**LIST OF TASKS:**
**1.** Which services does the cluster service troubleshooting guide below name as ones that may use some of the ports the cluster service needs?
**2.** Can you reproduce the passage of the cluster service troubleshooting guide starting at "Port 135: RPC" and ending at "SQL Server service."?

Cluster service fails to start troubleshooting guidance
Troubleshooting checklist
Check the ports that the cluster service uses
Make sure that the following ports are open to cluster traffic on any firewalls:
Port 135: Remote procedure call (RPC) endpoint mapper or distributed component object model (DCOM).
Port 135: RPC endpoint mapper over user datagram protocol (UDP).
Port 3343: Cluster network driver.
Port 445: Server message block (SMB).
Port 139: NetBIOS session service.
Ports in the range of 5000 to 5099: If Event ID 1721 is logged when you connect to a cluster as a cluster administrator, try opening the ports in this range (or other ports) to RPC traffic. The ports support communication through RPC unless you just type a period character (.).
This issue can occur because the cluster service uses at least 100 ports for RPC communication. The number of ports available to the cluster service can become too small when other services use some of the necessary ports. These services may include Windows DNS service, Windows Internet Name service (WINS), or Microsoft SQL Server service.

**MATERIAL PROVIDED:**

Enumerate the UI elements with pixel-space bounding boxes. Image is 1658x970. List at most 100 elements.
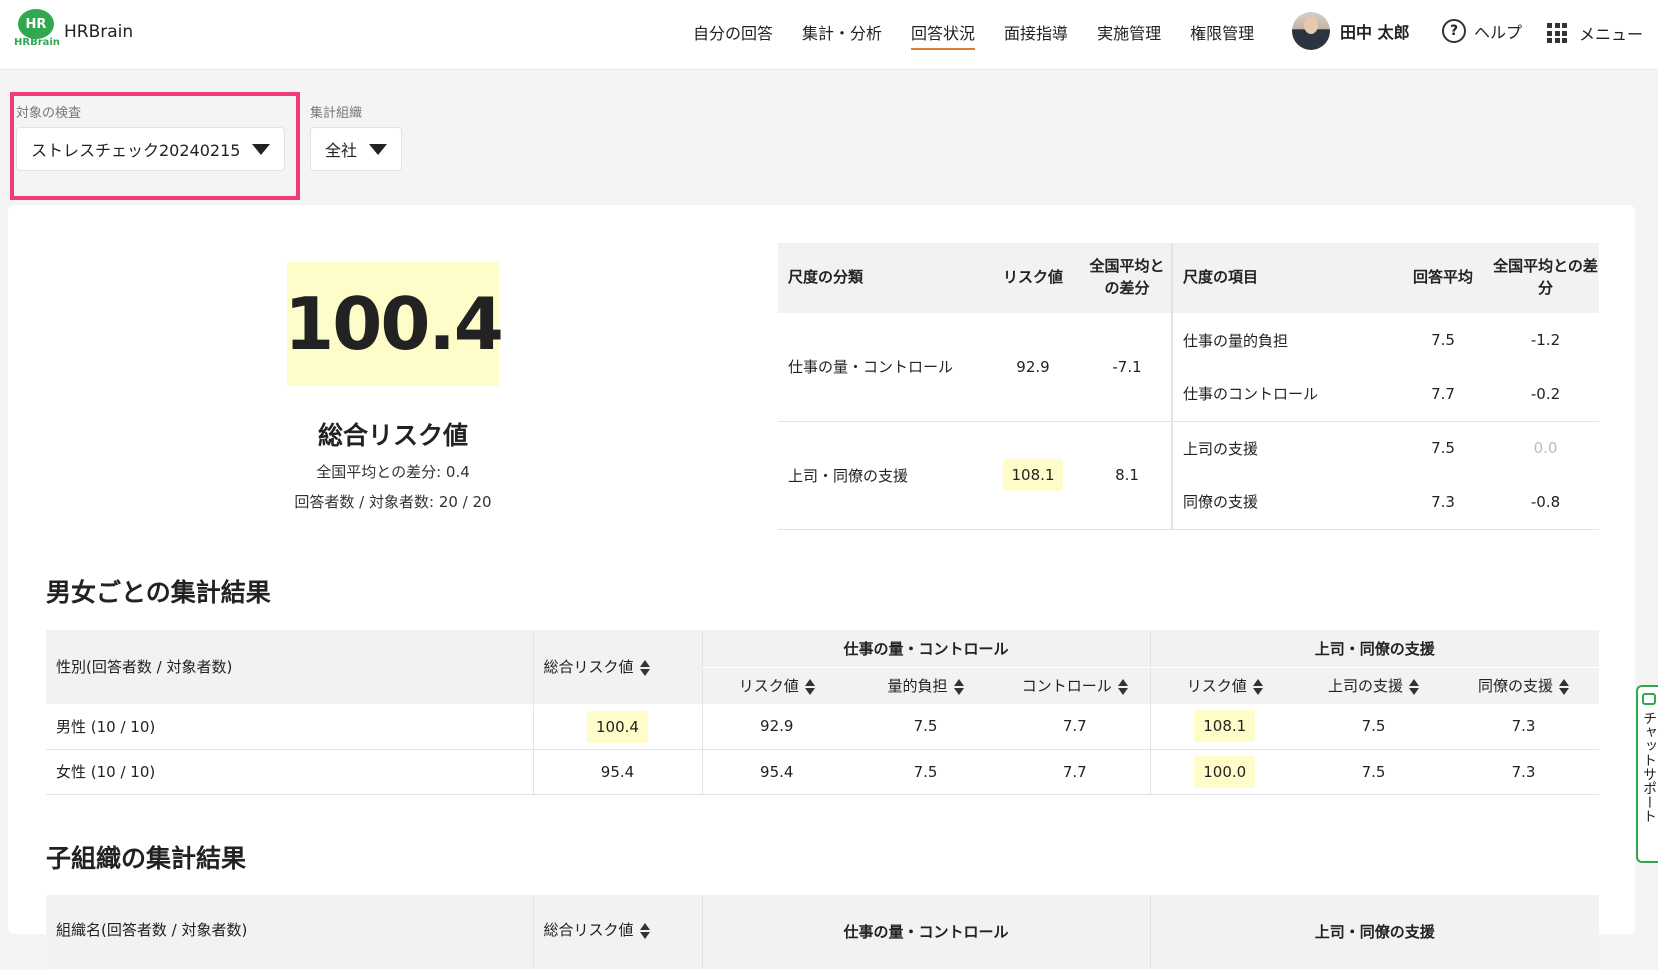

**SOLUTION LIST:**
**1.**
Windows DNS service
Windows Internet Name service (WINS)
Microsoft SQL Server service

**2.**
Port 135: RPC endpoint mapper over user datagram protocol (UDP).
Port 3343: Cluster network driver.
Port 445: Server message block (SMB).
Port 139: NetBIOS session service.
Ports in the range of 5000 to 5099: If Event ID 1721 is logged when you connect to a cluster as a cluster administrator, try opening the ports in this range (or other ports) to RPC traffic. The ports support communication through RPC unless you just type a period character (.).
This issue can occur because the cluster service uses at least 100 ports for RPC communication. The number of ports available to the cluster service can become too small when other services use some of the necessary ports. These services may include Windows DNS service, Windows Internet Name service (WINS), or Microsoft SQL Server service.